------ DATA SUPPLIED

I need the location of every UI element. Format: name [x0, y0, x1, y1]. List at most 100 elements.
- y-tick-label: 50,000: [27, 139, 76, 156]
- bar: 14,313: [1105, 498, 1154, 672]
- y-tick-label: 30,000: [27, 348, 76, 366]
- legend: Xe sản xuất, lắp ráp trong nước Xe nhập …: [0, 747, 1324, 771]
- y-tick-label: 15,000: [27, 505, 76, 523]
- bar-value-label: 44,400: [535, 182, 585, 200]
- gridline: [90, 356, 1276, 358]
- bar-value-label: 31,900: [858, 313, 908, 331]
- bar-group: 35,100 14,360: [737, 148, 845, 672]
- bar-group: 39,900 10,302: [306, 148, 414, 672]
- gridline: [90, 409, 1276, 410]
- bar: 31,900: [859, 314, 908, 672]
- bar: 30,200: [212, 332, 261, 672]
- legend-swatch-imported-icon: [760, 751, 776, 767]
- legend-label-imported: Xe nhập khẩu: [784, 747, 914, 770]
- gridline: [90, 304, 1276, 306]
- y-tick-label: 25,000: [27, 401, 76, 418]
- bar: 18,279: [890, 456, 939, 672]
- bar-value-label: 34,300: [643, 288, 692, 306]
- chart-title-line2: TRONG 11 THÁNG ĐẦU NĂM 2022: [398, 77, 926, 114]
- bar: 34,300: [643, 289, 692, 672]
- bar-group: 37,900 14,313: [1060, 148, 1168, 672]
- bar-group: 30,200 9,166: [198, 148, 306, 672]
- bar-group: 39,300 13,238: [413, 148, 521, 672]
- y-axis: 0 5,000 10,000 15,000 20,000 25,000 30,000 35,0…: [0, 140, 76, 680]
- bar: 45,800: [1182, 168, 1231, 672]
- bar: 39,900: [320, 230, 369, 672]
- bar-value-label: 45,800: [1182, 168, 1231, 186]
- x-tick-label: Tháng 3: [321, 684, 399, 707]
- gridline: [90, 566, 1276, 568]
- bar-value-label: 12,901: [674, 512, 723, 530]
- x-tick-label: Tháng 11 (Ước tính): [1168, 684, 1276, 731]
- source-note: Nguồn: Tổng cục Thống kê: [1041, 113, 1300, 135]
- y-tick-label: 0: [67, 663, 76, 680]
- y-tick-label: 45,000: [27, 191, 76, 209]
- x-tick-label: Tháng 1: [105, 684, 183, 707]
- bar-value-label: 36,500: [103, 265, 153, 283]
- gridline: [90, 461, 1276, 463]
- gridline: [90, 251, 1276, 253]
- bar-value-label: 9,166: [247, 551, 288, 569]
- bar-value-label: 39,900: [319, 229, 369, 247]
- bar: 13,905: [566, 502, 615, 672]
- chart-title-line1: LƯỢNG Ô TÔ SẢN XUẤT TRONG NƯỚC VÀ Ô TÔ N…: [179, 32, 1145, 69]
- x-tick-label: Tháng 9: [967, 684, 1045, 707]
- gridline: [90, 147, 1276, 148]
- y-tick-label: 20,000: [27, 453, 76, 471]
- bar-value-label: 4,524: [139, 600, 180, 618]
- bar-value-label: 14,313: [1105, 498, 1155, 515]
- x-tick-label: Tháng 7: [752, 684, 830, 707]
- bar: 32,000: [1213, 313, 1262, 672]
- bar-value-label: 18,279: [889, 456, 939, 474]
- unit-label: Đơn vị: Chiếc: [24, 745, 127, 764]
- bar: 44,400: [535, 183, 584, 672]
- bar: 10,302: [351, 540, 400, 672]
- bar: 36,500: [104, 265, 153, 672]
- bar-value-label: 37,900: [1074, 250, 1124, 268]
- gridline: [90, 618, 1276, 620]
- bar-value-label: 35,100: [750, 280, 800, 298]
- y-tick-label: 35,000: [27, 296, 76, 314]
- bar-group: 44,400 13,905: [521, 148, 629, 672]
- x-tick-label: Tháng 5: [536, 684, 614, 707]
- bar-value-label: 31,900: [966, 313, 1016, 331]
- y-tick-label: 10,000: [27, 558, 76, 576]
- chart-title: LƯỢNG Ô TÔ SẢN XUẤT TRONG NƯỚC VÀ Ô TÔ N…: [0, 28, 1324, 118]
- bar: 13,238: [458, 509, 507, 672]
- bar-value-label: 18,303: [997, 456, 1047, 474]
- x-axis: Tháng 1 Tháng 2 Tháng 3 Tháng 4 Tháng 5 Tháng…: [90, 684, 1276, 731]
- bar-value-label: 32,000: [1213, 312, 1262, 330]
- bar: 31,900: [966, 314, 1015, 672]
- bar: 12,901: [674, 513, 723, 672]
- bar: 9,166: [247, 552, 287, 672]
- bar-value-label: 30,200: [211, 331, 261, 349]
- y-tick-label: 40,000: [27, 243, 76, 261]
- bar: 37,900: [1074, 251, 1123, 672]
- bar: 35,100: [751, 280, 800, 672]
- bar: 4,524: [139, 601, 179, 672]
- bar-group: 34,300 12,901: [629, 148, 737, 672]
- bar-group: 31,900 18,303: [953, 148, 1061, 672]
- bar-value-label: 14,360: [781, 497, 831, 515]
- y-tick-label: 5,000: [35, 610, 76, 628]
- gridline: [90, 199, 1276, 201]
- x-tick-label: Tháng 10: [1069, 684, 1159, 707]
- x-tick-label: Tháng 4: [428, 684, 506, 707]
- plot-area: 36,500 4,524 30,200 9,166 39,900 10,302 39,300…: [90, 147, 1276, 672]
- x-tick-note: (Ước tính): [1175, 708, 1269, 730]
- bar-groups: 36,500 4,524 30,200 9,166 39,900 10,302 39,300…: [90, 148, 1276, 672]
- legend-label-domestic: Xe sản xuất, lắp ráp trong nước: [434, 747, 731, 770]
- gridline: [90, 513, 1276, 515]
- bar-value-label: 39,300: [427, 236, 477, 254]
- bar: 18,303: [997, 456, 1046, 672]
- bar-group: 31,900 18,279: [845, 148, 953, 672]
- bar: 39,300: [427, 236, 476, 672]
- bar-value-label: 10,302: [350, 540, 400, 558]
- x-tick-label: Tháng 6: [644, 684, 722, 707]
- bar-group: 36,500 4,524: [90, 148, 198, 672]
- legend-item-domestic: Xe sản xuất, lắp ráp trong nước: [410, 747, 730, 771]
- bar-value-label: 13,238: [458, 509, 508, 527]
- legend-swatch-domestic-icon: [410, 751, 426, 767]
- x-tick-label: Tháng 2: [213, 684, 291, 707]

------------

Retype all of the data above line for line, without changing anything.

EXERCISE SOLUTION:
I need the location of every UI element. Format: name [x0, y0, x1, y1]. List at most 100 elements.
- y-tick-label: 50,000: [27, 139, 76, 156]
- bar: 14,313: [1105, 498, 1154, 672]
- y-tick-label: 30,000: [27, 348, 76, 366]
- legend: Xe sản xuất, lắp ráp trong nước Xe nhập …: [0, 747, 1324, 771]
- y-tick-label: 15,000: [27, 505, 76, 523]
- bar-value-label: 44,400: [535, 182, 585, 200]
- gridline: [90, 356, 1276, 358]
- bar-value-label: 31,900: [858, 313, 908, 331]
- bar-group: 35,100 14,360: [737, 148, 845, 672]
- bar-group: 39,900 10,302: [306, 148, 414, 672]
- gridline: [90, 409, 1276, 410]
- bar: 31,900: [859, 314, 908, 672]
- bar: 30,200: [212, 332, 261, 672]
- legend-swatch-imported-icon: [760, 751, 776, 767]
- legend-label-imported: Xe nhập khẩu: [784, 747, 914, 770]
- gridline: [90, 304, 1276, 306]
- y-tick-label: 25,000: [27, 401, 76, 418]
- bar: 18,279: [890, 456, 939, 672]
- bar-value-label: 34,300: [643, 288, 692, 306]
- chart-title-line2: TRONG 11 THÁNG ĐẦU NĂM 2022: [398, 77, 926, 114]
- bar: 34,300: [643, 289, 692, 672]
- bar-group: 37,900 14,313: [1060, 148, 1168, 672]
- bar-group: 30,200 9,166: [198, 148, 306, 672]
- bar-group: 39,300 13,238: [413, 148, 521, 672]
- y-axis: 0 5,000 10,000 15,000 20,000 25,000 30,000 35,0…: [0, 140, 76, 680]
- bar: 45,800: [1182, 168, 1231, 672]
- bar: 39,900: [320, 230, 369, 672]
- bar-value-label: 45,800: [1182, 168, 1231, 186]
- x-tick-label: Tháng 3: [321, 684, 399, 707]
- gridline: [90, 566, 1276, 568]
- bar-value-label: 12,901: [674, 512, 723, 530]
- x-tick-label: Tháng 11 (Ước tính): [1168, 684, 1276, 731]
- source-note: Nguồn: Tổng cục Thống kê: [1041, 113, 1300, 135]
- y-tick-label: 0: [67, 663, 76, 680]
- y-tick-label: 45,000: [27, 191, 76, 209]
- x-tick-label: Tháng 1: [105, 684, 183, 707]
- bar-value-label: 36,500: [103, 265, 153, 283]
- gridline: [90, 461, 1276, 463]
- gridline: [90, 251, 1276, 253]
- bar-value-label: 9,166: [247, 551, 288, 569]
- bar-value-label: 39,900: [319, 229, 369, 247]
- bar: 13,905: [566, 502, 615, 672]
- chart-title-line1: LƯỢNG Ô TÔ SẢN XUẤT TRONG NƯỚC VÀ Ô TÔ N…: [179, 32, 1145, 69]
- x-tick-label: Tháng 9: [967, 684, 1045, 707]
- gridline: [90, 147, 1276, 148]
- y-tick-label: 20,000: [27, 453, 76, 471]
- bar-value-label: 4,524: [139, 600, 180, 618]
- bar-value-label: 14,313: [1105, 498, 1155, 515]
- x-tick-label: Tháng 7: [752, 684, 830, 707]
- bar: 32,000: [1213, 313, 1262, 672]
- bar-value-label: 18,279: [889, 456, 939, 474]
- unit-label: Đơn vị: Chiếc: [24, 745, 127, 764]
- bar: 44,400: [535, 183, 584, 672]
- bar: 10,302: [351, 540, 400, 672]
- bar: 36,500: [104, 265, 153, 672]
- bar-value-label: 37,900: [1074, 250, 1124, 268]
- gridline: [90, 618, 1276, 620]
- bar-value-label: 35,100: [750, 280, 800, 298]
- y-tick-label: 35,000: [27, 296, 76, 314]
- bar-group: 44,400 13,905: [521, 148, 629, 672]
- x-tick-label: Tháng 5: [536, 684, 614, 707]
- bar-value-label: 31,900: [966, 313, 1016, 331]
- y-tick-label: 10,000: [27, 558, 76, 576]
- chart-title: LƯỢNG Ô TÔ SẢN XUẤT TRONG NƯỚC VÀ Ô TÔ N…: [0, 28, 1324, 118]
- bar: 13,238: [458, 509, 507, 672]
- bar-value-label: 18,303: [997, 456, 1047, 474]
- x-axis: Tháng 1 Tháng 2 Tháng 3 Tháng 4 Tháng 5 Tháng…: [90, 684, 1276, 731]
- bar-value-label: 32,000: [1213, 312, 1262, 330]
- bar: 31,900: [966, 314, 1015, 672]
- bar: 12,901: [674, 513, 723, 672]
- bar: 9,166: [247, 552, 287, 672]
- bar-value-label: 30,200: [211, 331, 261, 349]
- y-tick-label: 40,000: [27, 243, 76, 261]
- bar: 37,900: [1074, 251, 1123, 672]
- bar: 35,100: [751, 280, 800, 672]
- bar: 4,524: [139, 601, 179, 672]
- bar-group: 34,300 12,901: [629, 148, 737, 672]
- bar-group: 31,900 18,303: [953, 148, 1061, 672]
- bar-value-label: 14,360: [781, 497, 831, 515]
- y-tick-label: 5,000: [35, 610, 76, 628]
- gridline: [90, 199, 1276, 201]
- x-tick-label: Tháng 10: [1069, 684, 1159, 707]
- x-tick-label: Tháng 4: [428, 684, 506, 707]
- plot-area: 36,500 4,524 30,200 9,166 39,900 10,302 39,300…: [90, 147, 1276, 672]
- x-tick-note: (Ước tính): [1175, 708, 1269, 730]
- bar-groups: 36,500 4,524 30,200 9,166 39,900 10,302 39,300…: [90, 148, 1276, 672]
- legend-label-domestic: Xe sản xuất, lắp ráp trong nước: [434, 747, 731, 770]
- gridline: [90, 513, 1276, 515]
- bar-value-label: 39,300: [427, 236, 477, 254]
- bar: 18,303: [997, 456, 1046, 672]
- bar-group: 31,900 18,279: [845, 148, 953, 672]
- bar: 39,300: [427, 236, 476, 672]
- bar-value-label: 10,302: [350, 540, 400, 558]
- x-tick-label: Tháng 6: [644, 684, 722, 707]
- bar-group: 36,500 4,524: [90, 148, 198, 672]
- legend-item-domestic: Xe sản xuất, lắp ráp trong nước: [410, 747, 730, 771]
- bar-value-label: 13,238: [458, 509, 508, 527]
- legend-swatch-domestic-icon: [410, 751, 426, 767]
- x-tick-label: Tháng 2: [213, 684, 291, 707]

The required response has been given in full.